-------- Records supplied
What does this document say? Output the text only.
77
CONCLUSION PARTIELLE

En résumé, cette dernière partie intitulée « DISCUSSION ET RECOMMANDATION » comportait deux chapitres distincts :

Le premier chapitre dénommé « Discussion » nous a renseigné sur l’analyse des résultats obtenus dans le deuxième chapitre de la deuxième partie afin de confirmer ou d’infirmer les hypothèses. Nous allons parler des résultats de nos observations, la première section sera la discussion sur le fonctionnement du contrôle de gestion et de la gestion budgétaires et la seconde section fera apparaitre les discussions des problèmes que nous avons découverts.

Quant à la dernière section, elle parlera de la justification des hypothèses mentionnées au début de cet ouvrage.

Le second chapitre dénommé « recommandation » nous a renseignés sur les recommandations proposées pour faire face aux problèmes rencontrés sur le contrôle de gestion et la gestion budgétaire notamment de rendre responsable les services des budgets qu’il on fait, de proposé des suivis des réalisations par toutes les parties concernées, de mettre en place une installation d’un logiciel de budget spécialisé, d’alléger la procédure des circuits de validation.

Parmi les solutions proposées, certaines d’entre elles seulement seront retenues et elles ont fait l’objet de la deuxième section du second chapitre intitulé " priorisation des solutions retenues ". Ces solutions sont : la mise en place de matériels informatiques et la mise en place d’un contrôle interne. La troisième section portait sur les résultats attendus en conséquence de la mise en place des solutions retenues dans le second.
----------------
## Brief
Which lines above contain the word "nous"? Copy each of them.

## Worked answer
Le premier chapitre dénommé « Discussion » nous a renseigné sur l’analyse des résultats obtenus dans le deuxième chapitre de la deuxième partie afin de confirmer ou d’infirmer les hypothèses. Nous allons parler des résultats de nos observations, la première section sera la discussion sur le fonctionnement du contrôle de gestion et de la gestion budgétaires et la seconde section fera apparaitre les discussions des problèmes que nous avons découverts.
Le second chapitre dénommé « recommandation » nous a renseignés sur les recommandations proposées pour faire face aux problèmes rencontrés sur le contrôle de gestion et la gestion budgétaire notamment de rendre responsable les services des budgets qu’il on fait, de proposé des suivis des réalisations par toutes les parties concernées, de mettre en place une installation d’un logiciel de budget spécialisé, d’alléger la procédure des circuits de validation.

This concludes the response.